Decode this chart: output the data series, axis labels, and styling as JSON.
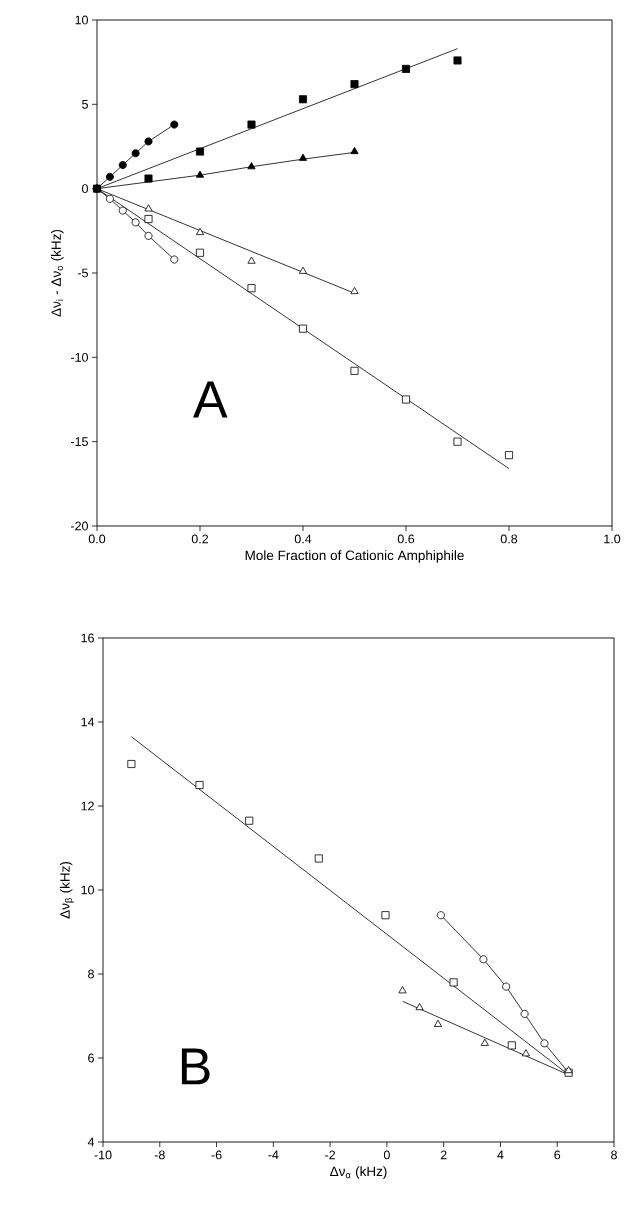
{
  "chart_data": [
    {
      "type": "scatter",
      "xlabel": "Mole Fraction of Cationic Amphiphile",
      "ylabel": "Δν$_{i}$ - Δν$_{o}$ (kHz)",
      "annotations": [
        "A"
      ],
      "xlim": [
        0,
        1
      ],
      "xticks": [
        {
          "value": 0,
          "label": "0.0"
        },
        {
          "value": 0.2,
          "label": "0.2"
        },
        {
          "value": 0.4,
          "label": "0.4"
        },
        {
          "value": 0.6,
          "label": "0.6"
        },
        {
          "value": 0.8,
          "label": "0.8"
        },
        {
          "value": 1,
          "label": "1.0"
        }
      ],
      "ylim": [
        -20,
        10
      ],
      "yticks": [
        -20,
        -15,
        -10,
        -5,
        0,
        5,
        10
      ],
      "series": [
        {
          "type": "line",
          "marker": "none",
          "color": "#000000",
          "x": [
            0,
            0.025,
            0.05,
            0.075,
            0.1,
            0.15
          ],
          "values": [
            0,
            0.7,
            1.4,
            2.1,
            2.8,
            3.8
          ]
        },
        {
          "type": "line",
          "marker": "none",
          "color": "#000000",
          "x": [
            0,
            0.7
          ],
          "values": [
            0,
            8.3
          ]
        },
        {
          "type": "line",
          "marker": "none",
          "color": "#000000",
          "x": [
            0,
            0.2,
            0.3,
            0.4,
            0.5
          ],
          "values": [
            0,
            0.8,
            1.3,
            1.75,
            2.15
          ]
        },
        {
          "type": "line",
          "marker": "none",
          "color": "#000000",
          "x": [
            0,
            0.025,
            0.05,
            0.075,
            0.1,
            0.15
          ],
          "values": [
            0,
            -0.6,
            -1.3,
            -2.0,
            -2.8,
            -4.2
          ]
        },
        {
          "type": "line",
          "marker": "none",
          "color": "#000000",
          "x": [
            0,
            0.5
          ],
          "values": [
            0,
            -6.2
          ]
        },
        {
          "type": "line",
          "marker": "none",
          "color": "#000000",
          "x": [
            0,
            0.8
          ],
          "values": [
            0,
            -16.6
          ]
        },
        {
          "marker": "circle",
          "color": "#000000",
          "x": [
            0,
            0.025,
            0.05,
            0.075,
            0.1,
            0.15
          ],
          "values": [
            0,
            0.7,
            1.4,
            2.1,
            2.8,
            3.8
          ]
        },
        {
          "marker": "square",
          "color": "#000000",
          "x": [
            0,
            0.1,
            0.2,
            0.3,
            0.4,
            0.5,
            0.6,
            0.7
          ],
          "values": [
            0,
            0.6,
            2.2,
            3.8,
            5.3,
            6.2,
            7.1,
            7.6
          ]
        },
        {
          "marker": "triangle",
          "color": "#000000",
          "x": [
            0,
            0.2,
            0.3,
            0.4,
            0.5
          ],
          "values": [
            0,
            0.8,
            1.3,
            1.8,
            2.2
          ]
        },
        {
          "marker": "circle",
          "color": "#ffffff",
          "x": [
            0.025,
            0.05,
            0.075,
            0.1,
            0.15
          ],
          "values": [
            -0.6,
            -1.3,
            -2.0,
            -2.8,
            -4.2
          ]
        },
        {
          "marker": "triangle",
          "color": "#ffffff",
          "x": [
            0.1,
            0.2,
            0.3,
            0.4,
            0.5
          ],
          "values": [
            -1.2,
            -2.6,
            -4.3,
            -4.9,
            -6.1
          ]
        },
        {
          "marker": "square",
          "color": "#ffffff",
          "x": [
            0.1,
            0.2,
            0.3,
            0.4,
            0.5,
            0.6,
            0.7,
            0.8
          ],
          "values": [
            -1.8,
            -3.8,
            -5.9,
            -8.3,
            -10.8,
            -12.5,
            -15.0,
            -15.8
          ]
        }
      ]
    },
    {
      "type": "scatter",
      "xlabel": "Δν$_{α}$ (kHz)",
      "ylabel": "Δν$_{β}$ (kHz)",
      "annotations": [
        "B"
      ],
      "xlim": [
        -10,
        8
      ],
      "xticks": [
        -10,
        -8,
        -6,
        -4,
        -2,
        0,
        2,
        4,
        6,
        8
      ],
      "ylim": [
        4,
        16
      ],
      "yticks": [
        4,
        6,
        8,
        10,
        12,
        14,
        16
      ],
      "series": [
        {
          "type": "line",
          "marker": "none",
          "color": "#000000",
          "x": [
            -9,
            6.4
          ],
          "values": [
            13.65,
            5.6
          ]
        },
        {
          "type": "line",
          "marker": "none",
          "color": "#000000",
          "x": [
            1.9,
            3.4,
            4.2,
            4.85,
            5.55,
            6.4
          ],
          "values": [
            9.4,
            8.35,
            7.7,
            7.05,
            6.35,
            5.65
          ]
        },
        {
          "type": "line",
          "marker": "none",
          "color": "#000000",
          "x": [
            0.55,
            6.4
          ],
          "values": [
            7.35,
            5.6
          ]
        },
        {
          "marker": "square",
          "color": "#ffffff",
          "x": [
            -9,
            -6.6,
            -4.85,
            -2.4,
            -0.05,
            2.35,
            4.4,
            6.4
          ],
          "values": [
            13.0,
            12.5,
            11.65,
            10.75,
            9.4,
            7.8,
            6.3,
            5.65
          ]
        },
        {
          "marker": "circle",
          "color": "#ffffff",
          "x": [
            1.9,
            3.4,
            4.2,
            4.85,
            5.55
          ],
          "values": [
            9.4,
            8.35,
            7.7,
            7.05,
            6.35
          ]
        },
        {
          "marker": "triangle",
          "color": "#ffffff",
          "x": [
            0.55,
            1.15,
            1.8,
            3.45,
            4.9,
            6.4
          ],
          "values": [
            7.6,
            7.2,
            6.8,
            6.35,
            6.1,
            5.7
          ]
        }
      ]
    }
  ]
}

----------------------------------------

Work to be completed: Reproduce the material word for word. Any pictures should be left out of the copy.

Written answer:
Decode this chart: output the data series, axis labels, and styling as JSON.
{
  "chart_data": [
    {
      "type": "scatter",
      "xlabel": "Mole Fraction of Cationic Amphiphile",
      "ylabel": "Δν$_{i}$ - Δν$_{o}$ (kHz)",
      "annotations": [
        "A"
      ],
      "xlim": [
        0,
        1
      ],
      "xticks": [
        {
          "value": 0,
          "label": "0.0"
        },
        {
          "value": 0.2,
          "label": "0.2"
        },
        {
          "value": 0.4,
          "label": "0.4"
        },
        {
          "value": 0.6,
          "label": "0.6"
        },
        {
          "value": 0.8,
          "label": "0.8"
        },
        {
          "value": 1,
          "label": "1.0"
        }
      ],
      "ylim": [
        -20,
        10
      ],
      "yticks": [
        -20,
        -15,
        -10,
        -5,
        0,
        5,
        10
      ],
      "series": [
        {
          "type": "line",
          "marker": "none",
          "color": "#000000",
          "x": [
            0,
            0.025,
            0.05,
            0.075,
            0.1,
            0.15
          ],
          "values": [
            0,
            0.7,
            1.4,
            2.1,
            2.8,
            3.8
          ]
        },
        {
          "type": "line",
          "marker": "none",
          "color": "#000000",
          "x": [
            0,
            0.7
          ],
          "values": [
            0,
            8.3
          ]
        },
        {
          "type": "line",
          "marker": "none",
          "color": "#000000",
          "x": [
            0,
            0.2,
            0.3,
            0.4,
            0.5
          ],
          "values": [
            0,
            0.8,
            1.3,
            1.75,
            2.15
          ]
        },
        {
          "type": "line",
          "marker": "none",
          "color": "#000000",
          "x": [
            0,
            0.025,
            0.05,
            0.075,
            0.1,
            0.15
          ],
          "values": [
            0,
            -0.6,
            -1.3,
            -2.0,
            -2.8,
            -4.2
          ]
        },
        {
          "type": "line",
          "marker": "none",
          "color": "#000000",
          "x": [
            0,
            0.5
          ],
          "values": [
            0,
            -6.2
          ]
        },
        {
          "type": "line",
          "marker": "none",
          "color": "#000000",
          "x": [
            0,
            0.8
          ],
          "values": [
            0,
            -16.6
          ]
        },
        {
          "marker": "circle",
          "color": "#000000",
          "x": [
            0,
            0.025,
            0.05,
            0.075,
            0.1,
            0.15
          ],
          "values": [
            0,
            0.7,
            1.4,
            2.1,
            2.8,
            3.8
          ]
        },
        {
          "marker": "square",
          "color": "#000000",
          "x": [
            0,
            0.1,
            0.2,
            0.3,
            0.4,
            0.5,
            0.6,
            0.7
          ],
          "values": [
            0,
            0.6,
            2.2,
            3.8,
            5.3,
            6.2,
            7.1,
            7.6
          ]
        },
        {
          "marker": "triangle",
          "color": "#000000",
          "x": [
            0,
            0.2,
            0.3,
            0.4,
            0.5
          ],
          "values": [
            0,
            0.8,
            1.3,
            1.8,
            2.2
          ]
        },
        {
          "marker": "circle",
          "color": "#ffffff",
          "x": [
            0.025,
            0.05,
            0.075,
            0.1,
            0.15
          ],
          "values": [
            -0.6,
            -1.3,
            -2.0,
            -2.8,
            -4.2
          ]
        },
        {
          "marker": "triangle",
          "color": "#ffffff",
          "x": [
            0.1,
            0.2,
            0.3,
            0.4,
            0.5
          ],
          "values": [
            -1.2,
            -2.6,
            -4.3,
            -4.9,
            -6.1
          ]
        },
        {
          "marker": "square",
          "color": "#ffffff",
          "x": [
            0.1,
            0.2,
            0.3,
            0.4,
            0.5,
            0.6,
            0.7,
            0.8
          ],
          "values": [
            -1.8,
            -3.8,
            -5.9,
            -8.3,
            -10.8,
            -12.5,
            -15.0,
            -15.8
          ]
        }
      ]
    },
    {
      "type": "scatter",
      "xlabel": "Δν$_{α}$ (kHz)",
      "ylabel": "Δν$_{β}$ (kHz)",
      "annotations": [
        "B"
      ],
      "xlim": [
        -10,
        8
      ],
      "xticks": [
        -10,
        -8,
        -6,
        -4,
        -2,
        0,
        2,
        4,
        6,
        8
      ],
      "ylim": [
        4,
        16
      ],
      "yticks": [
        4,
        6,
        8,
        10,
        12,
        14,
        16
      ],
      "series": [
        {
          "type": "line",
          "marker": "none",
          "color": "#000000",
          "x": [
            -9,
            6.4
          ],
          "values": [
            13.65,
            5.6
          ]
        },
        {
          "type": "line",
          "marker": "none",
          "color": "#000000",
          "x": [
            1.9,
            3.4,
            4.2,
            4.85,
            5.55,
            6.4
          ],
          "values": [
            9.4,
            8.35,
            7.7,
            7.05,
            6.35,
            5.65
          ]
        },
        {
          "type": "line",
          "marker": "none",
          "color": "#000000",
          "x": [
            0.55,
            6.4
          ],
          "values": [
            7.35,
            5.6
          ]
        },
        {
          "marker": "square",
          "color": "#ffffff",
          "x": [
            -9,
            -6.6,
            -4.85,
            -2.4,
            -0.05,
            2.35,
            4.4,
            6.4
          ],
          "values": [
            13.0,
            12.5,
            11.65,
            10.75,
            9.4,
            7.8,
            6.3,
            5.65
          ]
        },
        {
          "marker": "circle",
          "color": "#ffffff",
          "x": [
            1.9,
            3.4,
            4.2,
            4.85,
            5.55
          ],
          "values": [
            9.4,
            8.35,
            7.7,
            7.05,
            6.35
          ]
        },
        {
          "marker": "triangle",
          "color": "#ffffff",
          "x": [
            0.55,
            1.15,
            1.8,
            3.45,
            4.9,
            6.4
          ],
          "values": [
            7.6,
            7.2,
            6.8,
            6.35,
            6.1,
            5.7
          ]
        }
      ]
    }
  ]
}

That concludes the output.